Dataset rows about figures
*** Begin section ***

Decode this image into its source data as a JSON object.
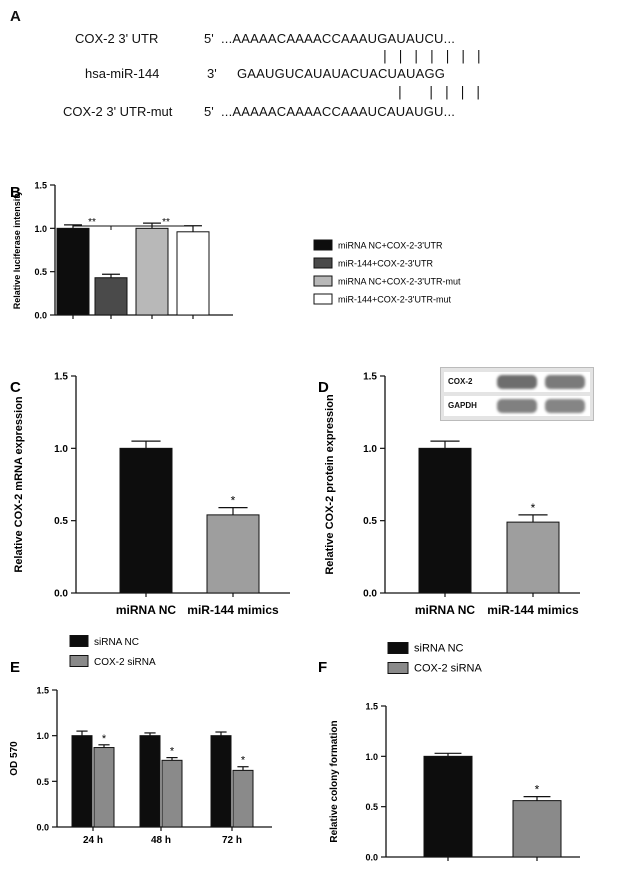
{
  "panelA": {
    "label": "A",
    "rows": [
      {
        "name": "COX-2 3' UTR",
        "end": "5'",
        "seq": "...AAAAACAAAACCAAAUGAUAUCU..."
      },
      {
        "name": "hsa-miR-144",
        "end": "3'",
        "seq": "GAAUGUCAUAUACUACUAUAGG"
      },
      {
        "name": "COX-2 3' UTR-mut",
        "end": "5'",
        "seq": "...AAAAACAAAACCAAAUCAUAUGU..."
      }
    ],
    "pairs_top": "| | | | | | |",
    "pairs_bottom": "|   | | | |"
  },
  "panelD_blot": {
    "bands": [
      "COX-2",
      "GAPDH"
    ]
  },
  "chart_data": [
    {
      "id": "B",
      "type": "bar",
      "panel_label": "B",
      "categories": [
        "miRNA NC+COX-2-3'UTR",
        "miR-144+COX-2-3'UTR",
        "miRNA NC+COX-2-3'UTR-mut",
        "miR-144+COX-2-3'UTR-mut"
      ],
      "values": [
        1.0,
        0.43,
        1.0,
        0.96
      ],
      "errors": [
        0.04,
        0.04,
        0.06,
        0.07
      ],
      "colors": [
        "#0d0d0d",
        "#4a4a4a",
        "#b8b8b8",
        "#ffffff"
      ],
      "ylabel": "Relative luciferase intensity",
      "ylim": [
        0,
        1.5
      ],
      "yticks": [
        "0.0",
        "0.5",
        "1.0",
        "1.5"
      ],
      "legend": [
        "miRNA NC+COX-2-3'UTR",
        "miR-144+COX-2-3'UTR",
        "miRNA NC+COX-2-3'UTR-mut",
        "miR-144+COX-2-3'UTR-mut"
      ],
      "legend_position": "right",
      "annotations": [
        "**",
        "**"
      ]
    },
    {
      "id": "C",
      "type": "bar",
      "panel_label": "C",
      "categories": [
        "miRNA NC",
        "miR-144 mimics"
      ],
      "values": [
        1.0,
        0.54
      ],
      "errors": [
        0.05,
        0.05
      ],
      "colors": [
        "#0d0d0d",
        "#9e9e9e"
      ],
      "ylabel": "Relative COX-2 mRNA expression",
      "ylim": [
        0,
        1.5
      ],
      "yticks": [
        "0.0",
        "0.5",
        "1.0",
        "1.5"
      ],
      "annotations": [
        "*"
      ]
    },
    {
      "id": "D",
      "type": "bar",
      "panel_label": "D",
      "categories": [
        "miRNA NC",
        "miR-144 mimics"
      ],
      "values": [
        1.0,
        0.49
      ],
      "errors": [
        0.05,
        0.05
      ],
      "colors": [
        "#0d0d0d",
        "#9e9e9e"
      ],
      "ylabel": "Relative COX-2 protein expression",
      "ylim": [
        0,
        1.5
      ],
      "yticks": [
        "0.0",
        "0.5",
        "1.0",
        "1.5"
      ],
      "annotations": [
        "*"
      ]
    },
    {
      "id": "E",
      "type": "bar",
      "panel_label": "E",
      "categories": [
        "24 h",
        "48 h",
        "72 h"
      ],
      "series": [
        {
          "name": "siRNA NC",
          "values": [
            1.0,
            1.0,
            1.0
          ],
          "errors": [
            0.05,
            0.03,
            0.04
          ],
          "color": "#0d0d0d"
        },
        {
          "name": "COX-2 siRNA",
          "values": [
            0.87,
            0.73,
            0.62
          ],
          "errors": [
            0.03,
            0.03,
            0.04
          ],
          "color": "#8a8a8a"
        }
      ],
      "ylabel": "OD 570",
      "ylim": [
        0,
        1.5
      ],
      "yticks": [
        "0.0",
        "0.5",
        "1.0",
        "1.5"
      ],
      "legend_position": "top-left",
      "annotations": [
        "*",
        "*",
        "*"
      ]
    },
    {
      "id": "F",
      "type": "bar",
      "panel_label": "F",
      "categories": [
        "siRNA NC",
        "COX-2 siRNA"
      ],
      "values": [
        1.0,
        0.56
      ],
      "errors": [
        0.03,
        0.04
      ],
      "colors": [
        "#0d0d0d",
        "#8a8a8a"
      ],
      "ylabel": "Relative colony formation",
      "ylim": [
        0,
        1.5
      ],
      "yticks": [
        "0.0",
        "0.5",
        "1.0",
        "1.5"
      ],
      "legend": [
        "siRNA NC",
        "COX-2 siRNA"
      ],
      "legend_position": "top-left",
      "annotations": [
        "*"
      ]
    }
  ]
}
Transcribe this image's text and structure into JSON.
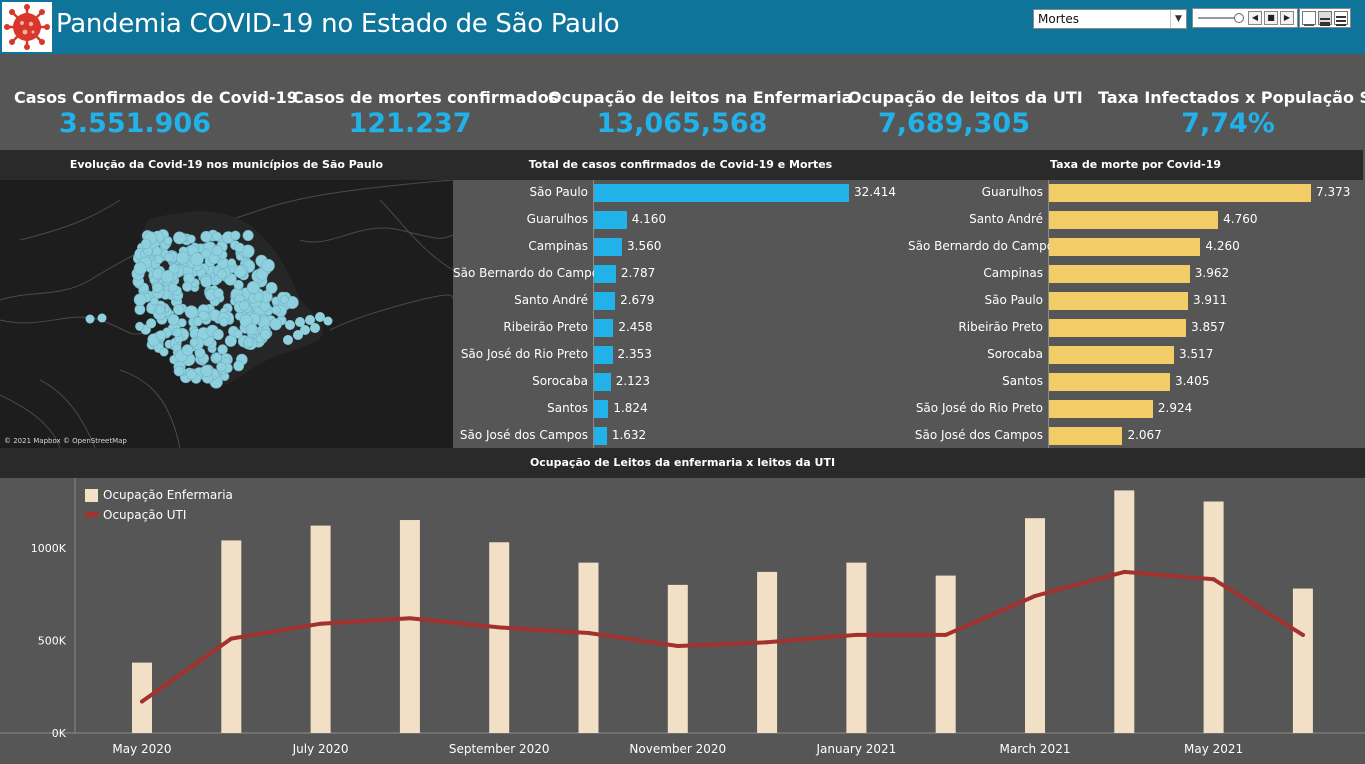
{
  "header": {
    "title": "Pandemia COVID-19  no Estado de São Paulo",
    "measure_select": "Mortes",
    "logo_icon": "virus-icon"
  },
  "kpis": [
    {
      "label": "Casos Confirmados de Covid-19",
      "value": "3.551.906"
    },
    {
      "label": "Casos de mortes confirmados",
      "value": "121.237"
    },
    {
      "label": "Ocupação de leitos na Enfermaria",
      "value": "13,065,568"
    },
    {
      "label": "Ocupação de leitos da UTI",
      "value": "7,689,305"
    },
    {
      "label": "Taxa Infectados x População SP",
      "value": "7,74%"
    }
  ],
  "sections": {
    "map_title": "Evolução da Covid-19 nos municípios de São Paulo",
    "cases_title": "Total de casos confirmados de Covid-19 e Mortes",
    "death_rate_title": "Taxa de morte por Covid-19",
    "bottom_title": "Ocupação de Leitos da enfermaria x leitos da UTI",
    "map_credit": "© 2021 Mapbox © OpenStreetMap"
  },
  "colors": {
    "accent_blue": "#21b2ea",
    "bar_yellow": "#f2cc67",
    "enfermaria": "#f2e0c6",
    "uti": "#a3312e",
    "header": "#0e7499"
  },
  "chart_data": [
    {
      "type": "bar",
      "orientation": "horizontal",
      "title": "Total de casos confirmados de Covid-19 e Mortes",
      "categories": [
        "São Paulo",
        "Guarulhos",
        "Campinas",
        "São Bernardo do Campo",
        "Santo André",
        "Ribeirão Preto",
        "São José do Rio Preto",
        "Sorocaba",
        "Santos",
        "São José dos Campos"
      ],
      "values": [
        32414,
        4160,
        3560,
        2787,
        2679,
        2458,
        2353,
        2123,
        1824,
        1632
      ],
      "labels": [
        "32.414",
        "4.160",
        "3.560",
        "2.787",
        "2.679",
        "2.458",
        "2.353",
        "2.123",
        "1.824",
        "1.632"
      ]
    },
    {
      "type": "bar",
      "orientation": "horizontal",
      "title": "Taxa de morte por Covid-19",
      "categories": [
        "Guarulhos",
        "Santo André",
        "São Bernardo do Campo",
        "Campinas",
        "São Paulo",
        "Ribeirão Preto",
        "Sorocaba",
        "Santos",
        "São José do Rio Preto",
        "São José dos Campos"
      ],
      "values": [
        7373,
        4760,
        4260,
        3962,
        3911,
        3857,
        3517,
        3405,
        2924,
        2067
      ],
      "labels": [
        "7.373",
        "4.760",
        "4.260",
        "3.962",
        "3.911",
        "3.857",
        "3.517",
        "3.405",
        "2.924",
        "2.067"
      ]
    },
    {
      "type": "bar",
      "title": "Ocupação de Leitos da enfermaria x leitos da UTI",
      "x": [
        "2020-05",
        "2020-06",
        "2020-07",
        "2020-08",
        "2020-09",
        "2020-10",
        "2020-11",
        "2020-12",
        "2021-01",
        "2021-02",
        "2021-03",
        "2021-04",
        "2021-05",
        "2021-06"
      ],
      "series": [
        {
          "name": "Ocupação Enfermaria",
          "type": "bar",
          "values": [
            380000,
            1040000,
            1120000,
            1150000,
            1030000,
            920000,
            800000,
            870000,
            920000,
            850000,
            1160000,
            1310000,
            1250000,
            780000
          ]
        },
        {
          "name": "Ocupação UTI",
          "type": "line",
          "values": [
            170000,
            510000,
            590000,
            620000,
            570000,
            540000,
            470000,
            490000,
            530000,
            530000,
            740000,
            870000,
            830000,
            530000
          ]
        }
      ],
      "ylim": [
        0,
        1350000
      ],
      "yticks": [
        "0K",
        "500K",
        "1000K"
      ],
      "yticks_values": [
        0,
        500000,
        1000000
      ],
      "xticks": [
        "May 2020",
        "July 2020",
        "September 2020",
        "November 2020",
        "January 2021",
        "March 2021",
        "May 2021"
      ],
      "grid": false,
      "legend": "top-left"
    }
  ]
}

*** End section ***

Try it: From the data above, state how many lines hold the string "leitos", and give the number without other words.

Written answer: 4